## Written task a:
Retype the entries from the first line through the line containing "update-effects-label: 更新效果 bbox=[351, 275, 471, 294]", including both of those lines.

## Excerpted passage:
## Start

That changes the argument above only slightly, but perhaps enough.
Hawkmoon269 |
Ah, yes, I misunderstood that. That would mean both Summoned Boar Demon and Summoned Spite Demon could summon the servitor demon in my framework above (being simple and discrete).
The question is, whether or not such a thing is desirable. If such a thing isn't desired, then it might be enough to say that for a summoned card to summon another card it must be simple and direct, while for a +Summoned card to summon another card it must be simple, direct and discrete.
I'm toying with this in my head right now:
When you encounter a summoned card it can only summon another card when (a) the card is summoned solely by the power of the encountered card and (b) the summoned card is explicitly named in the power of the encountered card. Despite this, a summoned card can not cause the same character to summon and encounter another copy of itself, ignore any such power that would do so.
elcoderdude |
When you encounter a summoned card it can only summon another card when (a) the card is summoned solely by the power of the encountered card and (b) the summoned card is explicitly named in the power of the encountered card. Despite this, a summoned card can not cause the same character to summon and encounter another copy of itself, ignore any such power that would do so.
This doesn't quite address the problem. Kyra encounters a Giant Maggot Swarm. Lem is also at her location. Kyra's Giant Maggot Swarm causes Lem to encounter a Giant Maggot Swarm. We don't want Lem's Giant Maggot Swarm to cause Kyra to encounter another.
Does this work?
Despite this, a summoned card can not cause a character to encounter a second copy of itself, ignore any such power that would do so.
Vic Wertz Chief Technical Officer |
Ah, yes, I misunderstood that. That would mean both Summoned Boar Demon and Summoned Spite Demon could summon the servitor demon in my framework above (being simple and discrete).
The question is, whether or not such a thing is desirable. If such a thing isn't desired...
A common misconception of game design is that there's only one intended design and that no other solution is acceptable.*
In this case, I think that the designers would prefer that the summoned Boar Demon and Spite Demon summon servitor demons, but if the clearest and easiest rules don't allow those servitors to be summoned, that's how it goes.
*A sort of correlary to that misconception is that game balance is so tight and important that this sort of thing matters. Whether these guys summon or not is almost totally inconsequential to game balance. Remember, in the situation we're talking about, they're summoned themselves, which is already a highly variable operation. Then, the fact that the Boar Demon only summons when there's somebody else at your location, and the Spite Demon only summons 50% of the time anyway makes the answer even *more* inconsequential.
skizzerz |
Here's my shot at a paragraph that gets 80% of the way to what Hawk was saying. Additions to the existing rules are in blue and removals are striked out.

## End

## Written task b:
Answer these about the card-summoning discussion:
(i) Which character is at Kyra's location in the Giant Maggot Swarm example?
(ii) How often does the Spite Demon summon, according to the post on game balance?
(iii) In the final post, what color marks additions to the existing rules?

## Material to process:
## Start

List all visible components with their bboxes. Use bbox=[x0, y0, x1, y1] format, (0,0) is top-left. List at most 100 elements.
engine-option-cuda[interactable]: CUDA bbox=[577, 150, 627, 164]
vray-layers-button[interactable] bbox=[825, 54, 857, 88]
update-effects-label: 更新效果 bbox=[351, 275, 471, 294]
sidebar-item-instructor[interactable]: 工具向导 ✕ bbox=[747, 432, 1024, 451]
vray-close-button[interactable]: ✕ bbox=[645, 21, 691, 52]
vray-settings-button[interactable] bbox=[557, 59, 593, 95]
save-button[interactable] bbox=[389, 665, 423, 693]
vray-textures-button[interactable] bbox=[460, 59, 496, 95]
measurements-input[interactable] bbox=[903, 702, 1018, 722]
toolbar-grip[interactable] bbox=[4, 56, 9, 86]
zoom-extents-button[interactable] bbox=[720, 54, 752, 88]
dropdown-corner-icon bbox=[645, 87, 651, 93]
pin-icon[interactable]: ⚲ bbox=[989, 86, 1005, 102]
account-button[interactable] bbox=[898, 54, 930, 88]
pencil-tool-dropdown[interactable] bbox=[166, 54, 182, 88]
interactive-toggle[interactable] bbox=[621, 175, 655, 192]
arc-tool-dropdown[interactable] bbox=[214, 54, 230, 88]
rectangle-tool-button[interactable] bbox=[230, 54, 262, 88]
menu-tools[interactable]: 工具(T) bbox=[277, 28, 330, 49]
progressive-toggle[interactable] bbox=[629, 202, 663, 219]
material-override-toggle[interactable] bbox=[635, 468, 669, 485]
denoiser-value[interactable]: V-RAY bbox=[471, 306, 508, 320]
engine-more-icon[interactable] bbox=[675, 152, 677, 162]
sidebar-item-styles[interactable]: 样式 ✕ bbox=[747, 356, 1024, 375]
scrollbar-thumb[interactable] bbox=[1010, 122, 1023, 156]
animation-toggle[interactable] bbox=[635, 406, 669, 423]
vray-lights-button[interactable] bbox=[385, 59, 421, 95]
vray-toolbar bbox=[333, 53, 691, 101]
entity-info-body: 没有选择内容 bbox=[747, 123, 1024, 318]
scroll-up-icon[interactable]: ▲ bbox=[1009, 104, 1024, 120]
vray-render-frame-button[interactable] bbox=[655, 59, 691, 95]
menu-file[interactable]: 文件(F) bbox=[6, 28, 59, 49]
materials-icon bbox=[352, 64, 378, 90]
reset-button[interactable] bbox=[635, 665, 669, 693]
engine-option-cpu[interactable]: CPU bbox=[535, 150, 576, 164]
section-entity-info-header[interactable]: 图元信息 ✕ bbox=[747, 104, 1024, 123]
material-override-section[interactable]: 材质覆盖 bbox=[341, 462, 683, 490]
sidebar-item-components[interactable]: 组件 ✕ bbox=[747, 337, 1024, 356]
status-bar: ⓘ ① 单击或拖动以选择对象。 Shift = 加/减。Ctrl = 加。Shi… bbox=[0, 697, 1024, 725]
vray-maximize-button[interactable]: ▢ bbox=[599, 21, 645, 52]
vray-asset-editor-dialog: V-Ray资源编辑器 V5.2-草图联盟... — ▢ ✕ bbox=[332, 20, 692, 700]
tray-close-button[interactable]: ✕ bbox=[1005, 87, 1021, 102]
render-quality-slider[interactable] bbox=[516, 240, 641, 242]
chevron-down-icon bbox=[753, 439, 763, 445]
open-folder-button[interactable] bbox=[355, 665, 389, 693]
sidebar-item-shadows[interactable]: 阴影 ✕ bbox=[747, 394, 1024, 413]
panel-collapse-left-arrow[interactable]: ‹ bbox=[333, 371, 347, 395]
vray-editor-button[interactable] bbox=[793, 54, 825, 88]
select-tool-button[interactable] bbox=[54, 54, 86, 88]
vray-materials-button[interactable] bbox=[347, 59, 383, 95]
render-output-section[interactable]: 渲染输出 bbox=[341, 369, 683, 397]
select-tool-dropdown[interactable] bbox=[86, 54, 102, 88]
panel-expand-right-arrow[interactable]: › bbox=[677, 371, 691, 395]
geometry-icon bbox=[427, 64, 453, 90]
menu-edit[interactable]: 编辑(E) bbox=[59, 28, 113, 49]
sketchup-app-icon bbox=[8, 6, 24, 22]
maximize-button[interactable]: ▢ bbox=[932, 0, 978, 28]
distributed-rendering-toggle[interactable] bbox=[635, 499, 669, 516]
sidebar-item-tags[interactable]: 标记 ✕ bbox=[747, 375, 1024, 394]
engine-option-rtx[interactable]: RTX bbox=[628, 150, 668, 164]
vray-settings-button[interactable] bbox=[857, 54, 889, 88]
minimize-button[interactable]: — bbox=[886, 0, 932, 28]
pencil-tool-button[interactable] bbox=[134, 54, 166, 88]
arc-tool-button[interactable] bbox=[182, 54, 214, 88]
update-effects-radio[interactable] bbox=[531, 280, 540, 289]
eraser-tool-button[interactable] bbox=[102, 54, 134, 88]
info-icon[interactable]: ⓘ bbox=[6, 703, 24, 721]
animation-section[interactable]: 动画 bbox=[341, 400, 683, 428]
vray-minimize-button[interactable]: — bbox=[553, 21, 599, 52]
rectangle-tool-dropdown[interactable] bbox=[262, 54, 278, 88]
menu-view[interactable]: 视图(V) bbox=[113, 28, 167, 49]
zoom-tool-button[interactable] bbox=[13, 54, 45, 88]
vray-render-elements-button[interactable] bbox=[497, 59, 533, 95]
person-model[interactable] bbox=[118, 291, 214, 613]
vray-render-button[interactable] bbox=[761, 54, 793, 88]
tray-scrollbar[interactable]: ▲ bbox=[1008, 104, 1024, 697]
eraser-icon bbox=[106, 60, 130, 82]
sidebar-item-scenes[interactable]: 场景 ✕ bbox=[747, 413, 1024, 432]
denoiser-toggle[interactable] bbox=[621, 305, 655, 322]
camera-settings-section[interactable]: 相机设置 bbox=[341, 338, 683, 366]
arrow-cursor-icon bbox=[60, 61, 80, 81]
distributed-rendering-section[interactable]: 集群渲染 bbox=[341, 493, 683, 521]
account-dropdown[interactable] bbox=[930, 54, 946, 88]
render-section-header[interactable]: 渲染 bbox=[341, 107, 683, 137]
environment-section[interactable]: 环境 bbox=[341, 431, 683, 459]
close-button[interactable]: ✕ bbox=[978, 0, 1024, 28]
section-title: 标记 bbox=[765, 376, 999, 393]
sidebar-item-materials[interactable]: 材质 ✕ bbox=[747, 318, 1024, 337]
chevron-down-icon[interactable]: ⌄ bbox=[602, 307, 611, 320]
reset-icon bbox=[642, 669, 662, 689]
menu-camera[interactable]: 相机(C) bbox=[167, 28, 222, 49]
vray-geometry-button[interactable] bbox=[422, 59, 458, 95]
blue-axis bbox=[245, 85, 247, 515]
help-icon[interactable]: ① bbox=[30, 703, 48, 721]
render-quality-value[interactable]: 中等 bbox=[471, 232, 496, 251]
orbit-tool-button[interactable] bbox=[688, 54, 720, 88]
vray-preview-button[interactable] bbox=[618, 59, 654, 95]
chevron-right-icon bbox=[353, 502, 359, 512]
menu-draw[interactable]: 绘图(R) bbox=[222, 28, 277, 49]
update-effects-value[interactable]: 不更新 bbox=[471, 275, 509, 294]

## End

## Final answer a:
List all visible components with their bboxes. Use bbox=[x0, y0, x1, y1] format, (0,0) is top-left. List at most 100 elements.
engine-option-cuda[interactable]: CUDA bbox=[577, 150, 627, 164]
vray-layers-button[interactable] bbox=[825, 54, 857, 88]
update-effects-label: 更新效果 bbox=[351, 275, 471, 294]

## Final answer b:
(i) Lem
(ii) 50% of the time
(iii) Blue